* Extrait cité:
───

Mari: une loi inquiétante

S’il y a un sujet dont on parle de plus en plus, c’est bien la consommation et surtout la dépendance aux drogues.

Les professionnels de la santé, en particulier ceux qui travaillent à l’urgence des hôpitaux ou dans les cliniques en savent quelque chose. Il en est de même pour le personnel des services sociaux et des disciplines connexes. Ils sont en contact de façon constante avec des personnes aux prises avec des problèmes de consommation.

La consommation de drogues, de toutes les drogues ne cessent de s’accroître depuis les 15 ou 20 dernières années, autant dans les villes, les villages et même dans les hameaux les plus isolés.

Je ne parle pas seulement des jeunes et des adultes qui consomment des médicaments prescrits ou encore des drogues «douces». De plus en plus de personnes sont des utilisateurs de drogues par injection, telles la cocaïne ou l’héroïne. Ces consommateurs se cachent souvent dans des maisons abandonnées, des abris de fortune, des ruelles et même dans des toilettes publiques pour s’injecter, pensant être loin des regards de la police.

───

* Données de départ:
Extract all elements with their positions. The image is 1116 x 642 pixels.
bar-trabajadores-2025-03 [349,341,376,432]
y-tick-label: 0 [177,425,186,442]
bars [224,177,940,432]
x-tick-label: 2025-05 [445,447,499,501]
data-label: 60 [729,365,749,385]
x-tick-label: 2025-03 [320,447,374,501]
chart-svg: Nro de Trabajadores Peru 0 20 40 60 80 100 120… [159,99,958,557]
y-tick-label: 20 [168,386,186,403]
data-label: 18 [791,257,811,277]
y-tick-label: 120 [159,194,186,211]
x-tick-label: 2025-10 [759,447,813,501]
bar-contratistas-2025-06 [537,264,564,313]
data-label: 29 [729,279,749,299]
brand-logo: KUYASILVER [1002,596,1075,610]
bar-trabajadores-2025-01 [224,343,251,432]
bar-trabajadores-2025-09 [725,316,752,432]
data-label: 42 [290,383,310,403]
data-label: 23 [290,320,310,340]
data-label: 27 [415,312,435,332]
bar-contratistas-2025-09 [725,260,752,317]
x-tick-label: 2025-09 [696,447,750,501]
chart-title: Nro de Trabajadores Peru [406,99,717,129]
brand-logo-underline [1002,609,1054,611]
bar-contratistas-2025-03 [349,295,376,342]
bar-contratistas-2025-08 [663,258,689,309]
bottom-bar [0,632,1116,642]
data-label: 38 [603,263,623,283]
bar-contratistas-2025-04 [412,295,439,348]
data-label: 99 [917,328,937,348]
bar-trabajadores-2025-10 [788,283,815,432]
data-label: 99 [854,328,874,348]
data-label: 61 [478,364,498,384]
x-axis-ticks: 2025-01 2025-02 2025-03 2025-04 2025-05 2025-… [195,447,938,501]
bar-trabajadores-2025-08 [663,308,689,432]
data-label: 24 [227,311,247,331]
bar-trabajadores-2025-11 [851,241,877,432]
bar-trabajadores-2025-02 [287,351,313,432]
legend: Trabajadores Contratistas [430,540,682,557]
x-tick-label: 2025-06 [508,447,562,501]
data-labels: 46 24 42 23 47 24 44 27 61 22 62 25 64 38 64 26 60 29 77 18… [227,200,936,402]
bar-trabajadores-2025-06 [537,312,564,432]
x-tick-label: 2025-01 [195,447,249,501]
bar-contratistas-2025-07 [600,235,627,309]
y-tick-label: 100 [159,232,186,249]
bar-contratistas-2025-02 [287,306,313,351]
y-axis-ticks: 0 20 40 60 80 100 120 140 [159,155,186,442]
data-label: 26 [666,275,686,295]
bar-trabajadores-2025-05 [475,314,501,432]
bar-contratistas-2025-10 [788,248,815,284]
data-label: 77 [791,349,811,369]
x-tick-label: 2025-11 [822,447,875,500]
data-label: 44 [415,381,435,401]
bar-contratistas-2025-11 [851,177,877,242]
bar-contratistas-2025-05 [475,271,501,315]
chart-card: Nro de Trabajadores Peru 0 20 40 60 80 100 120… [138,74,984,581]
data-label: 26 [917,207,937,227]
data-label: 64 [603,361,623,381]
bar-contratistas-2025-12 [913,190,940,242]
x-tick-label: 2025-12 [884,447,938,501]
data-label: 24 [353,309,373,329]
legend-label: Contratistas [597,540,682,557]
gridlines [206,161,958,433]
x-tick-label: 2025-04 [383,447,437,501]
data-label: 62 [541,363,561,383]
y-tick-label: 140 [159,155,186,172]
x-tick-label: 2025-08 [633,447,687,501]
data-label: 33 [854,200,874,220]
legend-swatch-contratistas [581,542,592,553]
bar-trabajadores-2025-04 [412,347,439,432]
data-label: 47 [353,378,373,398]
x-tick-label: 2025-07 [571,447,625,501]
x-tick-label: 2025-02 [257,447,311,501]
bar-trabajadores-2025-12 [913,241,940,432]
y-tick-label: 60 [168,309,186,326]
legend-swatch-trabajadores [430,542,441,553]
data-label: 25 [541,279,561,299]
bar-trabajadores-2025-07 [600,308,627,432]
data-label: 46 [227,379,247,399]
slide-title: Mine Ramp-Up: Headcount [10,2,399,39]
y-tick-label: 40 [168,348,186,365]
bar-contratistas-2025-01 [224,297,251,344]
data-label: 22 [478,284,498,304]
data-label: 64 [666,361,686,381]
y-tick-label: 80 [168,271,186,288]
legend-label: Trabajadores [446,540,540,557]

───

* Consigne: Rédigez la suite du texte sur la consommation de drogues, à partir de sa dernière phrase. Les enregistrements ne sont d'aucune utilité ici.

* Résultat de l'exercice:
On ne devient pas accro de la drogue du jour au lendemain. La consommation, c’est un piège. On choisit de le faire au début, mais il arrive trop souvent que l’on perde le contrôle. Les personnes qui consomment pensent toujours sans sortir et éviter la dépendance. Ce n’est pas aussi facile qu’on le pense et les accrocs vous le diront.

Il est connu depuis fort longtemps que l’on consomme des drogues dans l’espoir de chasser la douleur, qu’elle soit psychologique, physique ou mentale. C’est une béquille dont il est très difficile de se départir. La dépendance aux drogues est une maladie. Plusieurs refusent de l’admettre. Selon moi, la consommation n’a ni âge, ni sexe, ni statut social.

Je suis préoccupé parce que le gouvernement Trudeau veut déposer un projet de loi pour légaliser la marijuana ou le pot au printemps 2017. Selon moi, on commence souvent à consommer une drogue «douce» comme le cannabis pour ensuite «graduer» vers des drogues plus puissantes. C’est un danger qui guette bien des gens.